Dataset excerpt
******

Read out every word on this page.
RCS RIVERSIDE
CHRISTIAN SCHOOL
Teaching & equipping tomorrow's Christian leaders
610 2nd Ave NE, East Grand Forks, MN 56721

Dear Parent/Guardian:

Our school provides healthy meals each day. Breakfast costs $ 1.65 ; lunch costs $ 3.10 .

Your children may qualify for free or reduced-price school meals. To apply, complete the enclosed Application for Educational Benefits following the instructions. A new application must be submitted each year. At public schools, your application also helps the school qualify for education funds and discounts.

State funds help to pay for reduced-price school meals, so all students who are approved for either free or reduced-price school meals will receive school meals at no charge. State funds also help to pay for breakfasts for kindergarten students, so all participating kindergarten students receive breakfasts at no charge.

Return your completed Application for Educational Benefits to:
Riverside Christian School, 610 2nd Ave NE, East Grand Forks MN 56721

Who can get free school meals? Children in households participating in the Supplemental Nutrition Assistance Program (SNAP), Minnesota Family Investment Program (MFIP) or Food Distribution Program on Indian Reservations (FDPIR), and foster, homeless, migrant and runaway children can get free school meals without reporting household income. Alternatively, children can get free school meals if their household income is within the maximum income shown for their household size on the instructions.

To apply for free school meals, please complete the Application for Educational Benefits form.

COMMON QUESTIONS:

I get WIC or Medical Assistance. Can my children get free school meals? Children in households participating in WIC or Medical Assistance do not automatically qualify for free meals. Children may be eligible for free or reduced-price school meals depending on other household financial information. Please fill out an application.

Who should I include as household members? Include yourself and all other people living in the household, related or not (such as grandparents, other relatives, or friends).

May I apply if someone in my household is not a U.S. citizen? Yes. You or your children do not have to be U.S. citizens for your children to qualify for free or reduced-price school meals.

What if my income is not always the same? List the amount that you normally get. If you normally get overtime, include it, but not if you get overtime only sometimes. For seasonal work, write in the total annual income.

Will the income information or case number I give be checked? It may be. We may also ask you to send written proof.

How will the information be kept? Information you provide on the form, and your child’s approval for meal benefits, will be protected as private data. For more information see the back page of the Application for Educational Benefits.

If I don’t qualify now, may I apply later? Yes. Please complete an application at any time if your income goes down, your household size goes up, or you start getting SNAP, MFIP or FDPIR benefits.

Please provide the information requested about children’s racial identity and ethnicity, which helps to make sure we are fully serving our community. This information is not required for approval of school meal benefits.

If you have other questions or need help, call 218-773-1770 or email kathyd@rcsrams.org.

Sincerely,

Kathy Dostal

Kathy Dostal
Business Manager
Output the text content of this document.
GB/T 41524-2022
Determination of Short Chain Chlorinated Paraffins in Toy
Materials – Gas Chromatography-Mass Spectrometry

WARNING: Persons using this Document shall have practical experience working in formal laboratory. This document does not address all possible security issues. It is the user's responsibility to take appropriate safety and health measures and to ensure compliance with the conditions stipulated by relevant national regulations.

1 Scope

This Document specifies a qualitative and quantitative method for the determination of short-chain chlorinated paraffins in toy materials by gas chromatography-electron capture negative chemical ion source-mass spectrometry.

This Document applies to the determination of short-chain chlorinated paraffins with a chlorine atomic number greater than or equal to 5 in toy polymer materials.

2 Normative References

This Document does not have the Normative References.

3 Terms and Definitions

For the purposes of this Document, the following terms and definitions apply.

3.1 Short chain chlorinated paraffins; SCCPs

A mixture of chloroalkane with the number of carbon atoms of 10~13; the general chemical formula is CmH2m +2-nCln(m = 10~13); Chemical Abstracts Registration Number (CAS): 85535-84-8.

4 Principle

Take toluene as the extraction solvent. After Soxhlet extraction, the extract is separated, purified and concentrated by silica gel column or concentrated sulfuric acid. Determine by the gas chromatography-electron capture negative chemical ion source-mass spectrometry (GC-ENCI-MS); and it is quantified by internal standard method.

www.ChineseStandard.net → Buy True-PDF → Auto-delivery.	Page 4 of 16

******

» **Written exercise**: Write out the records above again, keeping each one identical to the original.

» **The solution**:
Read out every word on this page.
RCS RIVERSIDE
CHRISTIAN SCHOOL
Teaching & equipping tomorrow's Christian leaders
610 2nd Ave NE, East Grand Forks, MN 56721

Dear Parent/Guardian:

Our school provides healthy meals each day. Breakfast costs $ 1.65 ; lunch costs $ 3.10 .

Your children may qualify for free or reduced-price school meals. To apply, complete the enclosed Application for Educational Benefits following the instructions. A new application must be submitted each year. At public schools, your application also helps the school qualify for education funds and discounts.

State funds help to pay for reduced-price school meals, so all students who are approved for either free or reduced-price school meals will receive school meals at no charge. State funds also help to pay for breakfasts for kindergarten students, so all participating kindergarten students receive breakfasts at no charge.

Return your completed Application for Educational Benefits to:
Riverside Christian School, 610 2nd Ave NE, East Grand Forks MN 56721

Who can get free school meals? Children in households participating in the Supplemental Nutrition Assistance Program (SNAP), Minnesota Family Investment Program (MFIP) or Food Distribution Program on Indian Reservations (FDPIR), and foster, homeless, migrant and runaway children can get free school meals without reporting household income. Alternatively, children can get free school meals if their household income is within the maximum income shown for their household size on the instructions.

To apply for free school meals, please complete the Application for Educational Benefits form.

COMMON QUESTIONS:

I get WIC or Medical Assistance. Can my children get free school meals? Children in households participating in WIC or Medical Assistance do not automatically qualify for free meals. Children may be eligible for free or reduced-price school meals depending on other household financial information. Please fill out an application.

Who should I include as household members? Include yourself and all other people living in the household, related or not (such as grandparents, other relatives, or friends).

May I apply if someone in my household is not a U.S. citizen? Yes. You or your children do not have to be U.S. citizens for your children to qualify for free or reduced-price school meals.

What if my income is not always the same? List the amount that you normally get. If you normally get overtime, include it, but not if you get overtime only sometimes. For seasonal work, write in the total annual income.

Will the income information or case number I give be checked? It may be. We may also ask you to send written proof.

How will the information be kept? Information you provide on the form, and your child’s approval for meal benefits, will be protected as private data. For more information see the back page of the Application for Educational Benefits.

If I don’t qualify now, may I apply later? Yes. Please complete an application at any time if your income goes down, your household size goes up, or you start getting SNAP, MFIP or FDPIR benefits.

Please provide the information requested about children’s racial identity and ethnicity, which helps to make sure we are fully serving our community. This information is not required for approval of school meal benefits.

If you have other questions or need help, call 218-773-1770 or email kathyd@rcsrams.org.

Sincerely,

Kathy Dostal

Kathy Dostal
Business Manager
Output the text content of this document.
GB/T 41524-2022
Determination of Short Chain Chlorinated Paraffins in Toy
Materials – Gas Chromatography-Mass Spectrometry

WARNING: Persons using this Document shall have practical experience working in formal laboratory. This document does not address all possible security issues. It is the user's responsibility to take appropriate safety and health measures and to ensure compliance with the conditions stipulated by relevant national regulations.

1 Scope

This Document specifies a qualitative and quantitative method for the determination of short-chain chlorinated paraffins in toy materials by gas chromatography-electron capture negative chemical ion source-mass spectrometry.

This Document applies to the determination of short-chain chlorinated paraffins with a chlorine atomic number greater than or equal to 5 in toy polymer materials.

2 Normative References

This Document does not have the Normative References.

3 Terms and Definitions

For the purposes of this Document, the following terms and definitions apply.

3.1 Short chain chlorinated paraffins; SCCPs

A mixture of chloroalkane with the number of carbon atoms of 10~13; the general chemical formula is CmH2m +2-nCln(m = 10~13); Chemical Abstracts Registration Number (CAS): 85535-84-8.

4 Principle

Take toluene as the extraction solvent. After Soxhlet extraction, the extract is separated, purified and concentrated by silica gel column or concentrated sulfuric acid. Determine by the gas chromatography-electron capture negative chemical ion source-mass spectrometry (GC-ENCI-MS); and it is quantified by internal standard method.

www.ChineseStandard.net → Buy True-PDF → Auto-delivery.	Page 4 of 16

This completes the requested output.